SET PROBLEM: Continue the notebook on oceanic games in Ethereum staking, picking up right after its final line.
Begin SELECTED EXCERPT
In this issue of Beacondigest, in addition to our recurring analysis of network metrics we also aim to analyze strategic considerations in the setting of Proof-of-Stake Ethereum Staking through the concept of Oceanic Games. The notion was first put forth by J.W Milnor and L.S Shapley in 1978. It has since then been used to study decision-making strategies especially in weighted voting systems. The concept was adapted to Blockchain mining by researchers Nikos Leonardos, Stefanos Leonardos and Georgios Piliouras in their paper Oceanic Games: Centralization Risks and Incentives in Blockchain Mining.
In this notebook we extend this analysis to Eth staking to estimate the values per unit resources for major staking "entities".
The outline of this notebook is as follows:
The first question we aim to answer is, what are oceanic games? In the context of corporate governance, they are a class of games that involve two types of players:
The main focus while analyzing such games is to measure the value of an entity for each unit of resource given the distribution of resources among shareholders.
As seen commonly in scientific literature the value of a resource has a lot more to it than just the amount of resource that are in one's possession.
For example, in the context of Blockchain mining: Consider a party having access to 51% of all mining resources vs one having access to 49% of all mining resources. While the difference is only 2%, the possession in the first case is more valuable as now the party has complete control over the Blockchain. This can be extended to the case where many miners collude with each other: If a miner has access to 49% of all mining resources and another miner 2%, their combined possession is worth more than if the first miner had access to only 47% of the total resources.
Thus, the aim of our analysis is to measure the value of resources needed for staking on the Beacon Chain per unit resource for major staking entities and the ocean of small validators.
These major staking entities can be thought of as PoS parallels to mining pools under Proof-of-Work (PoW).
Without going too much into the technical details, here is the overview of the Oceanic Games model:
Stakers: They refer to the block proposers and validators that take part in the PoS consensus after making their initial deposit of 32 ETH. Stakers are made up of two important components:
Resources: Refers to the native cryptocurrency (ETH) deposited by stakers to take part in PoS consensus. In our analysis, we measure resources in terms of the fraction of staked ether that an entity controls.
Now for the interesting portion of the notebook, applying the model on Ethereum PoS consensus! The first step would be to identify the stakers, both the major stakers and the ocean as well as the resources they possess.
But the first stage, as always, is data collection. We collect data pertaining to the eth1 deposits made by the first 163400 validators who were activated using beaconcha.in's API. We then identify which entities control large portions of the total ETH staked on the Beacon Chain
#Import all the modules
import requests
import json
import csv
import pandas as pd
import seaborn as sns
import numpy as np
import matplotlib.pyplot as plt
from time import *
import plotly.express as px
import plotly.io as pio
pd.options.plotting.backend = "plotly"
End SELECTED EXCERPT
Begin ENTRIES SUPPLIED
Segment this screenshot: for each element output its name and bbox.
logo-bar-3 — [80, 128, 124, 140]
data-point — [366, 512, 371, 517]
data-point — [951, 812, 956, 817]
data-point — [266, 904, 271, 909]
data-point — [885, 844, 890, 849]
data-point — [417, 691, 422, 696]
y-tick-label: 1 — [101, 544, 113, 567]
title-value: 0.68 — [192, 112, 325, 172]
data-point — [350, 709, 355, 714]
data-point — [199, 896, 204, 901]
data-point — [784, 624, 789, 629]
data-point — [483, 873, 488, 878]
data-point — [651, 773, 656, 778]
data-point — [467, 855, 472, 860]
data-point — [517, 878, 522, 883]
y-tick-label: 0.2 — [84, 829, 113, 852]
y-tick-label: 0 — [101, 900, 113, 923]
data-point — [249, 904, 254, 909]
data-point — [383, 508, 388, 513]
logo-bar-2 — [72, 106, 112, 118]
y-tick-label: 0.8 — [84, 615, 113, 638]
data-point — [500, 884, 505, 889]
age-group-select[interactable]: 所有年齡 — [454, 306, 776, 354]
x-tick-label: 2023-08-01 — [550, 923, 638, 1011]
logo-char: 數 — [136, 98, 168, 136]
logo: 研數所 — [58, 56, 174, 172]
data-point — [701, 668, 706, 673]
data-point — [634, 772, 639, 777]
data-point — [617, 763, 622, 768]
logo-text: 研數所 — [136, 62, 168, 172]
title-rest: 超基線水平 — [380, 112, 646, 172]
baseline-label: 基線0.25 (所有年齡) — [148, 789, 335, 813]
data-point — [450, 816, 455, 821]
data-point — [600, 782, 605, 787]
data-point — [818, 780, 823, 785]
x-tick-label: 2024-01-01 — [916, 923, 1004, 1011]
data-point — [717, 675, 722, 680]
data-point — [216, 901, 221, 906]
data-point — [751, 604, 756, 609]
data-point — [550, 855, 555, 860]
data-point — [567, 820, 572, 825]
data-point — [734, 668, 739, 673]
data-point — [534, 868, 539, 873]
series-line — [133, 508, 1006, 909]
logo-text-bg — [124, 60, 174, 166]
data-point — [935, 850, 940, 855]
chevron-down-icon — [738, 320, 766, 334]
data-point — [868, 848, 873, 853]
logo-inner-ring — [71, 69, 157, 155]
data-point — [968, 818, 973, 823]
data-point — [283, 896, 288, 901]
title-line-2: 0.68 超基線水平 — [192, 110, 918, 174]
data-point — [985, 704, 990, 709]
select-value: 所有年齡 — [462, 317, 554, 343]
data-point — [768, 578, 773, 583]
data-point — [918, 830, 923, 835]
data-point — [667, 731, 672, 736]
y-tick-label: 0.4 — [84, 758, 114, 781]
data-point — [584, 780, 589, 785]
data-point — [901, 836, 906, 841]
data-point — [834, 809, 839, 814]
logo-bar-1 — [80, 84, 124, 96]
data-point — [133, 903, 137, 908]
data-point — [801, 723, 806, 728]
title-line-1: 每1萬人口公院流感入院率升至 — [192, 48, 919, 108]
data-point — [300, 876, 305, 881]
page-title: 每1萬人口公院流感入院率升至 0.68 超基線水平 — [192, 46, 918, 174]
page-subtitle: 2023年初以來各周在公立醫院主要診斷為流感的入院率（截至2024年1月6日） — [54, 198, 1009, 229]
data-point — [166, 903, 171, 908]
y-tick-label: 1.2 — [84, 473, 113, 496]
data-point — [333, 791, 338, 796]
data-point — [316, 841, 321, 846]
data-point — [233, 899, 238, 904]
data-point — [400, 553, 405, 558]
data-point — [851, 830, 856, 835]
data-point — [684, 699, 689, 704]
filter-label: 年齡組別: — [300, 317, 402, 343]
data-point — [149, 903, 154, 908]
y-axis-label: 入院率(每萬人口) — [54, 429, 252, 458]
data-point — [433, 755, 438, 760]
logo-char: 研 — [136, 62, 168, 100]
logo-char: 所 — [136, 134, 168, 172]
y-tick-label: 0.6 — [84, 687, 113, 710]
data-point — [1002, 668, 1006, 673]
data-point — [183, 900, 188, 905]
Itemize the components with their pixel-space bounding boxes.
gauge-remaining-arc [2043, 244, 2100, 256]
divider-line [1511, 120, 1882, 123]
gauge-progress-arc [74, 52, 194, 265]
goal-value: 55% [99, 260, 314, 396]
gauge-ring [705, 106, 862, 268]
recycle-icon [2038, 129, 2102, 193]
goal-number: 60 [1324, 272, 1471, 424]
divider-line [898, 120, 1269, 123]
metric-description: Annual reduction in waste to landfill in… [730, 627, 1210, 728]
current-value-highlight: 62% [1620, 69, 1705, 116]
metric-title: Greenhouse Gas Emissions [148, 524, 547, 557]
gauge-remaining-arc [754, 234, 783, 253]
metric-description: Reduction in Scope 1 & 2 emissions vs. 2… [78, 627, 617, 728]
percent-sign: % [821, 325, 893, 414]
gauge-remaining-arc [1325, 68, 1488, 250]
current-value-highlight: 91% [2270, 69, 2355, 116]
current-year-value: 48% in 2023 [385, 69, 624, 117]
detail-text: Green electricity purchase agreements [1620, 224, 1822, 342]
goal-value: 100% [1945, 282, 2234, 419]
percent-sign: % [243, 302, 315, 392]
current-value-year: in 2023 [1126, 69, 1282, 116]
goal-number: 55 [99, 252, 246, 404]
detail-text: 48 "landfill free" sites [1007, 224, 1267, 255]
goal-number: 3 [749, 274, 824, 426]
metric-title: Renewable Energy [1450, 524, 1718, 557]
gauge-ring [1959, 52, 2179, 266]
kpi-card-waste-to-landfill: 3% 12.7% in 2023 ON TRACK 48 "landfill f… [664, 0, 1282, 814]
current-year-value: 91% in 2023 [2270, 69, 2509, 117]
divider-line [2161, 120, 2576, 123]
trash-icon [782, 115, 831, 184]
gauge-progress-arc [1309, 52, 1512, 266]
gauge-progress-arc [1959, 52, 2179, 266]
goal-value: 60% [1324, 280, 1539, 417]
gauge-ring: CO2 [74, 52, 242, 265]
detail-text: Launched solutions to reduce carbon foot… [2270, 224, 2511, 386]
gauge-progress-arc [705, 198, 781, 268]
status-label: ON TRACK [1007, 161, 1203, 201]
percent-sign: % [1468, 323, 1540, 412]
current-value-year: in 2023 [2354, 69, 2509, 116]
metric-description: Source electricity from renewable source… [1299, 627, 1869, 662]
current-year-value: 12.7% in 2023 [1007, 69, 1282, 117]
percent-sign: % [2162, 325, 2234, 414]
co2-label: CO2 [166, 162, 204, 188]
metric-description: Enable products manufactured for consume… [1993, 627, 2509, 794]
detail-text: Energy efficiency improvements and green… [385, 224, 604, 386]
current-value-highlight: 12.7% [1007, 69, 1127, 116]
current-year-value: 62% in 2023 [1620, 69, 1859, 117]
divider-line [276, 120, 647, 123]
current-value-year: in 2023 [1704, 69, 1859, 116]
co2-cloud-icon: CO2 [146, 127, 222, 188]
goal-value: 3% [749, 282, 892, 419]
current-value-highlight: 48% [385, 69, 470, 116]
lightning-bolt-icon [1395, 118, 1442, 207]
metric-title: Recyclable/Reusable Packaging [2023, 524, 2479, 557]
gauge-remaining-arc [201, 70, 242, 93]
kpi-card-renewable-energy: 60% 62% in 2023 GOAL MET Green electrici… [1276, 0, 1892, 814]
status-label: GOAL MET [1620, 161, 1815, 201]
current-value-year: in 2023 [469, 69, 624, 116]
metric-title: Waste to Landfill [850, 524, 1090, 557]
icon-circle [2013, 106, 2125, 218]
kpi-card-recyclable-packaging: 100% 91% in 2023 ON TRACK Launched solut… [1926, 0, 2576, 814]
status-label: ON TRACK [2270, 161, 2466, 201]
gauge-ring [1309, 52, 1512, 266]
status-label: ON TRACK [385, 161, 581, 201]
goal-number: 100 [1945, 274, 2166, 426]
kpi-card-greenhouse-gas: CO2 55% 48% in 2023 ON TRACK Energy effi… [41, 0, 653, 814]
End ENTRIES SUPPLIED
FINAL RESULT:
pio.renderers.default = "plotly_mimetype+notebook_connected"
import plotly.graph_objects as go
import math
# validator_staking = {}
# with open('api_key.txt', 'r') as api_file:
# api_key = api_file.read()
# for i in range(0,163399,100):
# str1 = ''
# for j in range(99):
# str1 = str1 + str(i+j) + ','
# str1 = str1 + str(i+99)
# x = requests.get('https://beaconcha.in/api/v1/validator/{}/deposits?api_key={}'.format(str1, api_key))
# #Add a sleep to stay within the call rate limits
# sleep(6)
# data = x.json()['data']
# for t in data:
# if(validator_staking.get(t['from_address']) != None):
# validator_staking[t['from_address']] += t['amount']
# else:
# validator_staking[t['from_address']] = t['amount']
# with open('api_key.txt', 'r') as api_file:
# api_key = api_file.read()
# x = requests.get('https://beaconcha.in/api/v1/validator/{}/deposits?api_key={}'.format(163400, api_key))
# t = x.json()['data']
# if(validator_staking.get(t['from_address']) != None):
# validator_staking[t['from_address']] += t['amount']
# else:
# validator_staking[t['from_address']] = t['amount']
# #Writing the dictionaries to csv files
# with open('staking_pools.csv','w') as result_file:
# wr = csv.writer(result_file, dialect='excel')
# for key, value in validator_staking.items():
# wr.writerow([key,value])
df = pd.read_csv('staking_pools.csv', header= None, names = ["address","stake"])
df['percentage_stake'] = (df['stake']/df['stake'].sum())
print(len(df))
print(len(df)/163400)
28934 0.1770746634026928
At this point, we see a very interesting result! When we look into the wallet addresses of the deposit contracts that were used to activate 163400 validators, we notice that only 28934 distinct wallet addresses activated these validators. This means that only about 17.7% of these deposits were made by unique addresses.
sorted_df = df.sort_values('percentage_stake',ascending=False)
sorted_df.insert(1, 'ID', range(1, 1 + len(df)))
sorted_df = sorted_df[sorted_df.columns[1:4]]
print(sorted_df.head(n=10))
#print(sorted_df.head(n=6))
#print(13.911047+2.176371+1.582760+1.488614+1.223292+1.050894)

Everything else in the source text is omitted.